Exercise prompt: Identify all lines in the listing that include the word "name", and copy them out.

## Start

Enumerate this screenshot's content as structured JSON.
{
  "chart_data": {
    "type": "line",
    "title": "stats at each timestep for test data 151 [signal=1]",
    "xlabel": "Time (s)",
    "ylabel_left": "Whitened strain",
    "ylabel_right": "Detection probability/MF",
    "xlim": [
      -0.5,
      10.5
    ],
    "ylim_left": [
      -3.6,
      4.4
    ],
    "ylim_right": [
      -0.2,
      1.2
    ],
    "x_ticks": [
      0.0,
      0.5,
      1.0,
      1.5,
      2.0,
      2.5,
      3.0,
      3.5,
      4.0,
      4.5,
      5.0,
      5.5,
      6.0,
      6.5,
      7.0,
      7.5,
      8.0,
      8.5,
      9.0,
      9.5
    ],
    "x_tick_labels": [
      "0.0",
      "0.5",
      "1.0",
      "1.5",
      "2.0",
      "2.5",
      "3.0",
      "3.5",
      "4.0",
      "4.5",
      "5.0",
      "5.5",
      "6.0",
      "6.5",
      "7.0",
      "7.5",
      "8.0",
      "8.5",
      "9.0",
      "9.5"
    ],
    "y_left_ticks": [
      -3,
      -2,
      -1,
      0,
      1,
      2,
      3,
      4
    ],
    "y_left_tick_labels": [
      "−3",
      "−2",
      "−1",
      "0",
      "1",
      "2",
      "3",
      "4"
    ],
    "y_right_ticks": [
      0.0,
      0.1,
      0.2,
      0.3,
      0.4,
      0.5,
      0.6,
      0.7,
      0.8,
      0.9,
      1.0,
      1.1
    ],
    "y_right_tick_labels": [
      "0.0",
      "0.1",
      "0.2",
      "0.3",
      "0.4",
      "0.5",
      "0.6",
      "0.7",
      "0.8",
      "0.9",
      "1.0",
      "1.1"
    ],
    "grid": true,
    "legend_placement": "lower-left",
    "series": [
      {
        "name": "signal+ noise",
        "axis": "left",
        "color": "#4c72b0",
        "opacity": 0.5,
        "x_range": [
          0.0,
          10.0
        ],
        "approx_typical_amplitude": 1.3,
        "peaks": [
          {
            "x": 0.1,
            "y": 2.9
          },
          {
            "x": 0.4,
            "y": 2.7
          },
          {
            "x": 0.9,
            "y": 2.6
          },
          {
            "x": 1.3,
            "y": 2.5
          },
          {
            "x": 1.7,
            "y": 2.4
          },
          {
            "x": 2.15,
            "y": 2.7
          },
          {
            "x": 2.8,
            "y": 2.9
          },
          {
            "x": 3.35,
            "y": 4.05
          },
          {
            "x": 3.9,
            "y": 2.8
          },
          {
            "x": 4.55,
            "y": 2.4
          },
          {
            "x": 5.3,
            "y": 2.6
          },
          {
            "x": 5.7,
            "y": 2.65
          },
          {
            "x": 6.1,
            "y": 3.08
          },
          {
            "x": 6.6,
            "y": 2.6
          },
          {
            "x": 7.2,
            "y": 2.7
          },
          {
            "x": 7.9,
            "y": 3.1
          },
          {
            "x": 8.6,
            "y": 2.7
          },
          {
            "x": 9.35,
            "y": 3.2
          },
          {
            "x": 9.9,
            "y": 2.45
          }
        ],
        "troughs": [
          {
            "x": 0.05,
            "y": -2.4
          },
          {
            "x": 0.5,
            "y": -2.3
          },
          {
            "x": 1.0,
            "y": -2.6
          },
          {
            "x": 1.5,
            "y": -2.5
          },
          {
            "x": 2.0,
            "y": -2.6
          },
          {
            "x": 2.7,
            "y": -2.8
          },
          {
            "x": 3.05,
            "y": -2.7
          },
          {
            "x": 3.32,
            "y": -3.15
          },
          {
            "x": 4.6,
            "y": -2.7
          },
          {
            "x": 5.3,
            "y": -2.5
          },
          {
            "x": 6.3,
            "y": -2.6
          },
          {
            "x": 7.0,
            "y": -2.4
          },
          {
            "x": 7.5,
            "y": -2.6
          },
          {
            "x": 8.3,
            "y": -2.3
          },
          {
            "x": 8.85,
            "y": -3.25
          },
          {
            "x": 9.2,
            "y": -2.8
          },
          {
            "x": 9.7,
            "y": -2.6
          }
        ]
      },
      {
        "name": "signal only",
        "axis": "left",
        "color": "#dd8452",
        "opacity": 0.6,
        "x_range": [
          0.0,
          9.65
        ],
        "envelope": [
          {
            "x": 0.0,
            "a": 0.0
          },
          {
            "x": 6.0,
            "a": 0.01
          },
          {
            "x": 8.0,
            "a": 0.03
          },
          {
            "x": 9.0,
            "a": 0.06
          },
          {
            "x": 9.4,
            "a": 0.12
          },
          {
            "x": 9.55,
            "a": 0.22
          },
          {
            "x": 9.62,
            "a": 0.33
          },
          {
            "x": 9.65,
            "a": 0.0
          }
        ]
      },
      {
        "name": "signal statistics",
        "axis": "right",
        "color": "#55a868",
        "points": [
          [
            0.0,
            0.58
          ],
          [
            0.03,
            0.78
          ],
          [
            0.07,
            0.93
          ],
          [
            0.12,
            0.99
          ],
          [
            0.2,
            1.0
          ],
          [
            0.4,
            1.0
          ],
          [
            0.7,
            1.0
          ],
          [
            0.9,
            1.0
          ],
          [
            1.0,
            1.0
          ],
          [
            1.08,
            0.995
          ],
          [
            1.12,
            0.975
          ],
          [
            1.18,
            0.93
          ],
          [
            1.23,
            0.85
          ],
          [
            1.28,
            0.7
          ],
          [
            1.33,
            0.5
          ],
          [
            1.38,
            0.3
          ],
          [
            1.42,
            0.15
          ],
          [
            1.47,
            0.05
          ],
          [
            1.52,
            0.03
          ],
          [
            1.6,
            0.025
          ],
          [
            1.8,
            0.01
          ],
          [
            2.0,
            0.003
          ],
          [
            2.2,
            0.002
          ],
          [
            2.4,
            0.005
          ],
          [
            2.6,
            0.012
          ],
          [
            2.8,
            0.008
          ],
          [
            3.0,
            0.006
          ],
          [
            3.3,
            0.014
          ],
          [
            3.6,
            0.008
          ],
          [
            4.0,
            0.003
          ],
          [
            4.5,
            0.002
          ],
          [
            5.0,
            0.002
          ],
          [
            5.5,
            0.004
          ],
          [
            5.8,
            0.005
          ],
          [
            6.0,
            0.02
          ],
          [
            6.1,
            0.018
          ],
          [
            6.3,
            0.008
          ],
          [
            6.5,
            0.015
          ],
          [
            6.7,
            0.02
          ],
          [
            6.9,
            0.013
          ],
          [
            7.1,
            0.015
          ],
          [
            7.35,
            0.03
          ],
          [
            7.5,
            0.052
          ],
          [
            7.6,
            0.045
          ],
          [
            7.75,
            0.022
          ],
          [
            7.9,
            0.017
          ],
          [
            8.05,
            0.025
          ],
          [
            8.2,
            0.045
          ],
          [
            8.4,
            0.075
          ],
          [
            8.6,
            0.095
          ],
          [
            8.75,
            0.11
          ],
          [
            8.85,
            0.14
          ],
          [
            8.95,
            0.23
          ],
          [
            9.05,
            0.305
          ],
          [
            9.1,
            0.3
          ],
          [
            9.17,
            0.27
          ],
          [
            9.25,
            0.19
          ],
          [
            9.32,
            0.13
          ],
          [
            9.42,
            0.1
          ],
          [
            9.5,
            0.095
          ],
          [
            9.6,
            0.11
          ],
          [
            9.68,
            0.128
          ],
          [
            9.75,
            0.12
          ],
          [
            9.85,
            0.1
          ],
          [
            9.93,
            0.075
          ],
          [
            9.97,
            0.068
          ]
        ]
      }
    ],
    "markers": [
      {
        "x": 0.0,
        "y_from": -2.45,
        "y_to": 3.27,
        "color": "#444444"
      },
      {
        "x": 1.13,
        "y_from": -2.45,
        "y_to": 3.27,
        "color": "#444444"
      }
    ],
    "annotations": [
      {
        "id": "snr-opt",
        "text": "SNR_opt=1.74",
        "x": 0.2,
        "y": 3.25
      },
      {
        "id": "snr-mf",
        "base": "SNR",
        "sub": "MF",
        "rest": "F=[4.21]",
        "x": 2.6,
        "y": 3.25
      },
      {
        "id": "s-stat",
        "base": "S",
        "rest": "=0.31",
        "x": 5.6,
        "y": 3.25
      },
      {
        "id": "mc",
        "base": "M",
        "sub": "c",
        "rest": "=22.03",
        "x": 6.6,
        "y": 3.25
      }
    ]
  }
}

## End

Solution to this task:
        "name": "signal+ noise",
        "name": "signal only",
        "name": "signal statistics",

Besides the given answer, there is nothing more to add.